1.10 Roles Performed by Line & HR Managers

• Planner – anticipates labour demand, succession planning.
• Coordinator – aligns departmental HR needs with corporate HR policies.
• Auditor – reviews HR metrics, ensures standards are met.
• Medium/Communicator – bridges staff concerns to top management and vice-versa.
• Facilitator – supports change, conflict resolution, team building.

1.11 Key Factors Driving Creation of a Formal HR Department

• Size of organisation (≥100 employees usually triggers dedicated HR).
• Level of workforce unionisation (collective bargaining demands specialists).
• Ownership type (MNCs, public-listed firms face stricter regulations).
• Top-management philosophy (people-oriented leaders invest more in HR).

1.12 Environmental Factors Influencing HRM

Internal Factors:
• Mission, organisational strategy, culture, technology, physical resources, internal regulations or policies.
External Factors:
• Labour market conditions, worker unions, economy, society values, government laws & agencies.
• Interaction illustrated by open-systems theory: firm exchanges inputs/outputs with environment.

1.13 Contemporary Challenges for HRM

• Globalisation – cross-border staffing, cultural integration, compliance.
• Technological change – AI, automation, remote work, HR analytics.
• Managing change – mergers, restructuring, agile ways of working.
• HR development – continuous upskilling, learning cultures.
• Market reaction – reacting quickly to competitive moves, customer expectations.
• Cost reduction – balancing lean staffing with service quality.
• Economic climate – recession hiring freezes vs. war-for-talent booms.
• Legal system – evolving labour laws, gig economy regulation.

1.14 Current HRM Issues

• Workforce diversity (age, gender, ethnicity, ability).
• Employee age distribution – multi-generation teams (Gen Z → Baby Boomers).
• Employee rights – privacy, fair treatment, due process.
• Work–life balance – flexible hours, remote work, caregiving responsibilities.
• Personal issues – mental health, substance abuse, financial stress.
• Rising education levels – higher expectations for meaningful work.
• Women & dual-income families – parental leave, childcare support.
• Changing attitudes toward work – purpose, gig/freelance preferences.

1.15 Elements of Diversity in the Hospitality Workplace

• Culture, race, ethnicity.
• Disability (physical, sensory, neurodiversity).
• Religious or spiritual beliefs (dietary, scheduling accommodations).
• Gender (male, female, non-binary).
• Intersex status.
• Generational differences (values, communication styles).

1.16 Importance of Embracing Diversity in Hospitality

• Acceptance of every individual’s differences → inclusive culture.
• Enables all employees to achieve full potential → higher creativity, lower turnover.
• Builds a positive business reputation with diverse customer base.
• Fosters mutual respect among employees → better teamwork.
• Reduces & resolves conflicts rooted in misunderstanding or bias.

Key Take-Away Formulae & Models (Quick Reference)

• Human Capital ROI: \text{HCROI} = \frac{\text{Revenue} - (\text{Operating Expense} - \text{Compensation})}{\text{Compensation}} illustrates financial return on every unit of money spent on employee pay.
• Forecasting Demand (simplified): \text{Projected FTE}{t+1} = \frac{\text{Sales Forecast}{t+1}}{\text{Productivity Ratio}} where Productivity Ratio = Sales ÷ Number of FTE today.
• ADDIE Model for Training: Analysis → Design → Development → Implementation → Evaluation.
• VRIO Framework for HR-based competitive advantage: Valuable, Rare, Inimitable, Organised.

Ethical & Practical Implications Discussed

• Treating people as strategic assets imposes moral duty to provide safe, fair, meaningful work.
• Legal compliance not just to avoid penalties but to uphold dignity & rights.
• Diversity management extends beyond quotas; it is about equitable opportunity and leveraging varied perspectives for service excellence in hospitality.

TASK REQUIREMENTS
Could you repeat the stretch of the HR management text from "1.16 Importance of" through "employees → better teamwork.", renaming "teamwork" to "collaboration"?

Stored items
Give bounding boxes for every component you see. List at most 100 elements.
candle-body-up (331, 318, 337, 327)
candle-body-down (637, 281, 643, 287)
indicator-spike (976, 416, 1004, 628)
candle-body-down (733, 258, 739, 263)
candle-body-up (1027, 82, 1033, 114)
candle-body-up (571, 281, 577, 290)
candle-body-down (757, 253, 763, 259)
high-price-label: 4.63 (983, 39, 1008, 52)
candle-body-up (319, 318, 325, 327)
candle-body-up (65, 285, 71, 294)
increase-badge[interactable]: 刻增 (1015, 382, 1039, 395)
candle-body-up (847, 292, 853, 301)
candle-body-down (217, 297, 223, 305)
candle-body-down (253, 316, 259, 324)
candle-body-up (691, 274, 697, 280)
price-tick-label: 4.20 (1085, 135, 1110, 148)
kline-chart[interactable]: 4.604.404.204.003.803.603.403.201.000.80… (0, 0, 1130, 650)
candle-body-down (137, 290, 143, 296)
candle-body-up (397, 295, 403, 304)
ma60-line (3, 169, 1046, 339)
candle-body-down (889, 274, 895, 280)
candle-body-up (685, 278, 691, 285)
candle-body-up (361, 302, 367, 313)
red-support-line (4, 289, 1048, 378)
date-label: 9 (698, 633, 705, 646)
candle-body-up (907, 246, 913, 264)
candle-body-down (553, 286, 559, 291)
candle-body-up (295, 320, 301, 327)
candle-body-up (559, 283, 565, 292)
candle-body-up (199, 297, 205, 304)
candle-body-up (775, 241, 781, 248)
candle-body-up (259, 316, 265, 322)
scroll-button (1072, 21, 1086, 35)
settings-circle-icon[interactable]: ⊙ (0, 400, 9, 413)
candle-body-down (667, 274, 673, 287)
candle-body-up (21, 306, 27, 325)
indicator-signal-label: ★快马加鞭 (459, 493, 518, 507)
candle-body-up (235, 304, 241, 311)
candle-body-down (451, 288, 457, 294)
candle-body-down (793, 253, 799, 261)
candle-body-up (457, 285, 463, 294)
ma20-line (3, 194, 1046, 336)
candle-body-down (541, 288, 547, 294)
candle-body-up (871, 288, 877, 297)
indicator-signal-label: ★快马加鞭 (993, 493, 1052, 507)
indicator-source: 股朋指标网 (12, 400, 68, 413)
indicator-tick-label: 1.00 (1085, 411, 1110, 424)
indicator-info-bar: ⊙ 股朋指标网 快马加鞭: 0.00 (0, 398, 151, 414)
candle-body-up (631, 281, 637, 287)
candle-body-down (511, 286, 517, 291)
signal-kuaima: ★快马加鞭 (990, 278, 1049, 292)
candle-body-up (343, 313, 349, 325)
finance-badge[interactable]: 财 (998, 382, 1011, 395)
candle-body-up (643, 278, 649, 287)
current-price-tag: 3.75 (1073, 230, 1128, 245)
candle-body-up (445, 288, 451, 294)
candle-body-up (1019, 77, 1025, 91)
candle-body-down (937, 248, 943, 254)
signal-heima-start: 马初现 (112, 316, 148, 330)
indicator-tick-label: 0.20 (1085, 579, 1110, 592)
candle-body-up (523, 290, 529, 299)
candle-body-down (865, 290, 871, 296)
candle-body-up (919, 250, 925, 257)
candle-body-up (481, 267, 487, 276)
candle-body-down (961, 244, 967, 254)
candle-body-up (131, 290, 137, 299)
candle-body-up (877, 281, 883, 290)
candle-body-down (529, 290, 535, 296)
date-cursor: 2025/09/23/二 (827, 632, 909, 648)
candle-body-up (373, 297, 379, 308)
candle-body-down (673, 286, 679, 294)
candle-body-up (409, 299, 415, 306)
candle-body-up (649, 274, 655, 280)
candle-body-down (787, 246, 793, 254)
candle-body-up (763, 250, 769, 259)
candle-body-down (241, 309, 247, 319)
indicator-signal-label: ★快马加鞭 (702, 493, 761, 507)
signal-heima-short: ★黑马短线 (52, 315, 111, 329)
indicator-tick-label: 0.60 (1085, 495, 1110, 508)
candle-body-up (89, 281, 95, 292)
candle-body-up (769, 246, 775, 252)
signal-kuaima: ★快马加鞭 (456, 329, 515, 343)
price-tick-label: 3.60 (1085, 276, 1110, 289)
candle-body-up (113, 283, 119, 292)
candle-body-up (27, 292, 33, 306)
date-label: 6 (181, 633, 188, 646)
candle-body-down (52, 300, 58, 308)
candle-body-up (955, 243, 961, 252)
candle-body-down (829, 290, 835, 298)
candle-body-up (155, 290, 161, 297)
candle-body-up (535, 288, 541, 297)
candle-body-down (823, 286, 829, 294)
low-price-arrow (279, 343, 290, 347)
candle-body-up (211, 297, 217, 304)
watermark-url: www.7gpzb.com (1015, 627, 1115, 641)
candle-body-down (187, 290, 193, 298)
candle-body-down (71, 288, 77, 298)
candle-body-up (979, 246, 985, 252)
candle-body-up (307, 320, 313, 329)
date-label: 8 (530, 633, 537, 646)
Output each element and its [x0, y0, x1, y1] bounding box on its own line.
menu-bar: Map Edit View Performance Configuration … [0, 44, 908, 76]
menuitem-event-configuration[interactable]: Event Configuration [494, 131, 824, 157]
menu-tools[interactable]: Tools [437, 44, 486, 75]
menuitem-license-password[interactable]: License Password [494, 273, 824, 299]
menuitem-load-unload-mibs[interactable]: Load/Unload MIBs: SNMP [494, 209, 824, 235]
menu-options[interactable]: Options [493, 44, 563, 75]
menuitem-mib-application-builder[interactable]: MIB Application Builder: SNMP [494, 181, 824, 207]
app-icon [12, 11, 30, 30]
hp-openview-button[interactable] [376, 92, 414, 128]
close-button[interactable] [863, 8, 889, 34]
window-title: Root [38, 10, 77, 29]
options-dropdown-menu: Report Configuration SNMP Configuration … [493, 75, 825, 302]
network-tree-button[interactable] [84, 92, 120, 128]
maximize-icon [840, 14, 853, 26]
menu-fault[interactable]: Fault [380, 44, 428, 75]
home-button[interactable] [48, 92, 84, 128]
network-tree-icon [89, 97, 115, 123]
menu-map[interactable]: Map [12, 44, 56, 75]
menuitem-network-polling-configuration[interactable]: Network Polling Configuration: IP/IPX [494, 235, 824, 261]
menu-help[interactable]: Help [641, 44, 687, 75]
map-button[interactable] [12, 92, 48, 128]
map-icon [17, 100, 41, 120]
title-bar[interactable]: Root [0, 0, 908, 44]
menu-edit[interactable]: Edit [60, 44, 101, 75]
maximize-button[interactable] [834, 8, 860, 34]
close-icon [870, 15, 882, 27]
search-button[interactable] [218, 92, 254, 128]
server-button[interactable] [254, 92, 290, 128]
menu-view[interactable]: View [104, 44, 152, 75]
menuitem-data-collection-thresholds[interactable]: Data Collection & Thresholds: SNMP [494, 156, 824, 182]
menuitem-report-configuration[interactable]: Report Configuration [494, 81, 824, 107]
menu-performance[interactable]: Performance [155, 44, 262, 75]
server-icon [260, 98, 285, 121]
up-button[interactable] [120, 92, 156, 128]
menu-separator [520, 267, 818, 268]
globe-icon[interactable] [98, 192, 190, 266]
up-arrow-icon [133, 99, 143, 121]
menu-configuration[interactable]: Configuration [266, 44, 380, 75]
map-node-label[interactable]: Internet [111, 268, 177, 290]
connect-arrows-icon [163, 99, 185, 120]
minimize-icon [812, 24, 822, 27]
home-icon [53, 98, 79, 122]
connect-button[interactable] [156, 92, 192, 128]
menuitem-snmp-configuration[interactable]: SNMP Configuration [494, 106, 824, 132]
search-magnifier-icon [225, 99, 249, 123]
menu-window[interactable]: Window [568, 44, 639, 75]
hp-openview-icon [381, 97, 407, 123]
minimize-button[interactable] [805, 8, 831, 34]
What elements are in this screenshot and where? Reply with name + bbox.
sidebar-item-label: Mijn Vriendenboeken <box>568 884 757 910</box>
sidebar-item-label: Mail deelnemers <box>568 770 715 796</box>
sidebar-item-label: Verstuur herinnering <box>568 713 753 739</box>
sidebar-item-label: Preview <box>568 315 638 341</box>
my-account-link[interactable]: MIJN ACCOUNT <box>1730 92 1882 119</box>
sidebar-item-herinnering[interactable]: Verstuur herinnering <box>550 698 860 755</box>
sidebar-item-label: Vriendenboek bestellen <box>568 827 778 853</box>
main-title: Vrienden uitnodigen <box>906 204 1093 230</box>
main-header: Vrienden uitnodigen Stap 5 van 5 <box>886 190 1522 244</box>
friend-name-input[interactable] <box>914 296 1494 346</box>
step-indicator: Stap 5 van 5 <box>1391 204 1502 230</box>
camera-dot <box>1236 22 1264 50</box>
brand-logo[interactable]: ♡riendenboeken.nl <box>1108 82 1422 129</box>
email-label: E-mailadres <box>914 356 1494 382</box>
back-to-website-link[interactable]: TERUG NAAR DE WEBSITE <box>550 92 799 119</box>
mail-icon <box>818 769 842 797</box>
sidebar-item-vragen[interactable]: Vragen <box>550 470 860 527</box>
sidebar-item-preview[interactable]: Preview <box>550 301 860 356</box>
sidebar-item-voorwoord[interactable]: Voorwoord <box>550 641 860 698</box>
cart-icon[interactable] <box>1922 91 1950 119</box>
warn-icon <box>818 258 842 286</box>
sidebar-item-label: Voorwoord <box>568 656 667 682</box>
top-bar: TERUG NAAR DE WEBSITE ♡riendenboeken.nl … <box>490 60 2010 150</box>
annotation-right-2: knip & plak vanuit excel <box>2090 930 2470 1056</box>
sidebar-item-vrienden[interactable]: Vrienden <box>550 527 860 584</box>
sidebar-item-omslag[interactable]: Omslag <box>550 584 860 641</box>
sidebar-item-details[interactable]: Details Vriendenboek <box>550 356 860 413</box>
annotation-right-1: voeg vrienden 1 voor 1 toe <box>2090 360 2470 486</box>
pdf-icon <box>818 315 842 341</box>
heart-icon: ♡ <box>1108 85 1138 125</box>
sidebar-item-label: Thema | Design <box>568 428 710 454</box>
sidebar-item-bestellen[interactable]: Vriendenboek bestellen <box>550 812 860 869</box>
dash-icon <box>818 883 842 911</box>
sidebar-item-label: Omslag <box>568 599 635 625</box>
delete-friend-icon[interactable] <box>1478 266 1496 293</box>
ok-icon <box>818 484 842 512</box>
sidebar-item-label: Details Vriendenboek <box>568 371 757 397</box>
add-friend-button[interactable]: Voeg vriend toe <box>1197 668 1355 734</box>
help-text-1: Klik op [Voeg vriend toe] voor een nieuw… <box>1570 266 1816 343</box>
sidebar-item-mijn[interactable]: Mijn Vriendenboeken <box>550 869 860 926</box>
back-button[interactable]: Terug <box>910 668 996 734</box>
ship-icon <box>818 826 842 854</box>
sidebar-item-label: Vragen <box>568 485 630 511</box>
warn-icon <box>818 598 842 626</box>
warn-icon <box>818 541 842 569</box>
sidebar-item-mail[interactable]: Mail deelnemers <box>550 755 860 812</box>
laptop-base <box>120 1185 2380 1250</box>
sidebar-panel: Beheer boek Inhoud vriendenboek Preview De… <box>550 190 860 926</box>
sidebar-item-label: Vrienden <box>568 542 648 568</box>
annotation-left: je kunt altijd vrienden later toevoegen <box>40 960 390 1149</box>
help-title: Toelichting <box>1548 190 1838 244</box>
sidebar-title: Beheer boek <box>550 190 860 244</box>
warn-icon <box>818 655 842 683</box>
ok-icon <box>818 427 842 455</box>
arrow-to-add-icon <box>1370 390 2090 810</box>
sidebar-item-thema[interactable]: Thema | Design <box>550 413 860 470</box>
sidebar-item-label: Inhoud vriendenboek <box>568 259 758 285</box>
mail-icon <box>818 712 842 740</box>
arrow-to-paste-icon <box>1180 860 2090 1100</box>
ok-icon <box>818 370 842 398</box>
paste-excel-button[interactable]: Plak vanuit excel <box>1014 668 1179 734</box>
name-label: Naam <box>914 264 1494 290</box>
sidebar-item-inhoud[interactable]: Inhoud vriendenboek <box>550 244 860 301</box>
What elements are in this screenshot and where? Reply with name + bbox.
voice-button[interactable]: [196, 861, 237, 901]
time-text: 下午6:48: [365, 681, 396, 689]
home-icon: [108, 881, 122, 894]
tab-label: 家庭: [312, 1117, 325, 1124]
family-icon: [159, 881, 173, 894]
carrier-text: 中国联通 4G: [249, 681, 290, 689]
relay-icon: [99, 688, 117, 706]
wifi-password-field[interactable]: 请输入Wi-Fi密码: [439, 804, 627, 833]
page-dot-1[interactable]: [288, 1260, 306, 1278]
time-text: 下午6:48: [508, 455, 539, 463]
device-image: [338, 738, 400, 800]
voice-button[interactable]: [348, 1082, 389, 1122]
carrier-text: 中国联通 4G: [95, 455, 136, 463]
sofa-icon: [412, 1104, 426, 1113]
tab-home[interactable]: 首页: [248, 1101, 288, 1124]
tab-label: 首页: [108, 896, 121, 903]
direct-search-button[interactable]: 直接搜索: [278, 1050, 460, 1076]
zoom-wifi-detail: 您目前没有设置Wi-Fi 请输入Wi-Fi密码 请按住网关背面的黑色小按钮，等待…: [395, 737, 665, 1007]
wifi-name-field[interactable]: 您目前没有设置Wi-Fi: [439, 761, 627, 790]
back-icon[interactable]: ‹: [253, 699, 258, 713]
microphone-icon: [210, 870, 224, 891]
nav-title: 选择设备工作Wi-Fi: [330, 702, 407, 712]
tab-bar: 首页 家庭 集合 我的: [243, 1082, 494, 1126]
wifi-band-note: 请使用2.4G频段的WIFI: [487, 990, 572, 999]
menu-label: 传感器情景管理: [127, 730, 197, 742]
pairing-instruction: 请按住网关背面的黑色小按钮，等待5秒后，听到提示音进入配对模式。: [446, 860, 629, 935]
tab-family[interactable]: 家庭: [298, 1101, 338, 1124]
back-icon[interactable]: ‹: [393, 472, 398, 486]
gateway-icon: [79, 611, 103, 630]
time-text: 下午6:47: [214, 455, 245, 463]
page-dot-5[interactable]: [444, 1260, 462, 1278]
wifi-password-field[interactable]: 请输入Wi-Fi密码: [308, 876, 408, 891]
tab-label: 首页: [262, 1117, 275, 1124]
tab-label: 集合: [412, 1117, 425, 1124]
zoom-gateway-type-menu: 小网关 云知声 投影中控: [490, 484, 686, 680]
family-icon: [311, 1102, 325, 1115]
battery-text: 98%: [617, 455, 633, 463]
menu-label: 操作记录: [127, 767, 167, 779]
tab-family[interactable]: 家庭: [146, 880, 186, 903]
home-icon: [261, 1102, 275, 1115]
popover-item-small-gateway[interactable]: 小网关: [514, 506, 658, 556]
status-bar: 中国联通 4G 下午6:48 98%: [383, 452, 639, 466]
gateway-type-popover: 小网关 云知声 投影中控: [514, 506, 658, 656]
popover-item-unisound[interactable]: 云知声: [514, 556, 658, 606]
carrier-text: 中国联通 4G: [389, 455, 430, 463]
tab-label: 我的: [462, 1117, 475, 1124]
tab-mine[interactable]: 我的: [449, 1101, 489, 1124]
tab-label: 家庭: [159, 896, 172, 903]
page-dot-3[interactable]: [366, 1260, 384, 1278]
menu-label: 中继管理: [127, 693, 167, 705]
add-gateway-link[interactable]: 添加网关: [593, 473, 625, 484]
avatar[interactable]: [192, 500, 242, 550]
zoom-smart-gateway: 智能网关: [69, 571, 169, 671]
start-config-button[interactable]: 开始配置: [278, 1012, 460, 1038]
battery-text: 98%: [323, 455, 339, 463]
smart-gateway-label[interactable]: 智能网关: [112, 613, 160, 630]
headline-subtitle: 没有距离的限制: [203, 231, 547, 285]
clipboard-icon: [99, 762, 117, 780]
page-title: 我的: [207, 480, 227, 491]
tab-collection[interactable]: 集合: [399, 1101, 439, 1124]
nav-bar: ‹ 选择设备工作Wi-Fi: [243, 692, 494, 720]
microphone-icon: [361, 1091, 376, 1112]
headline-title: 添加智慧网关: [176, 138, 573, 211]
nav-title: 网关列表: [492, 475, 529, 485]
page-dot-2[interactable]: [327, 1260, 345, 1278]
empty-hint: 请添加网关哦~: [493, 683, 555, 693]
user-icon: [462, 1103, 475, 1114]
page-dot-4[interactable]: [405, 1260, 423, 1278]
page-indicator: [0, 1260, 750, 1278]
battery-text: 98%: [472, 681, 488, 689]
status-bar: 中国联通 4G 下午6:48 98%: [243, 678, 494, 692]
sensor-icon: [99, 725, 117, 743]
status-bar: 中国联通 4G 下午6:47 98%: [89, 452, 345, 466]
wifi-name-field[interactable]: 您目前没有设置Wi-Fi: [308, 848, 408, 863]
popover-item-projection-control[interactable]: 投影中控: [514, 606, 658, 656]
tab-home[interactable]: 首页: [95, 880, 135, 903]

ANSWER BOX
1.16 Importance of Embracing Diversity in Hospitality

• Acceptance of every individual’s differences → inclusive culture.
• Enables all employees to achieve full potential → higher creativity, lower turnover.
• Builds a positive business reputation with diverse customer base.
• Fosters mutual respect among employees → better collaboration.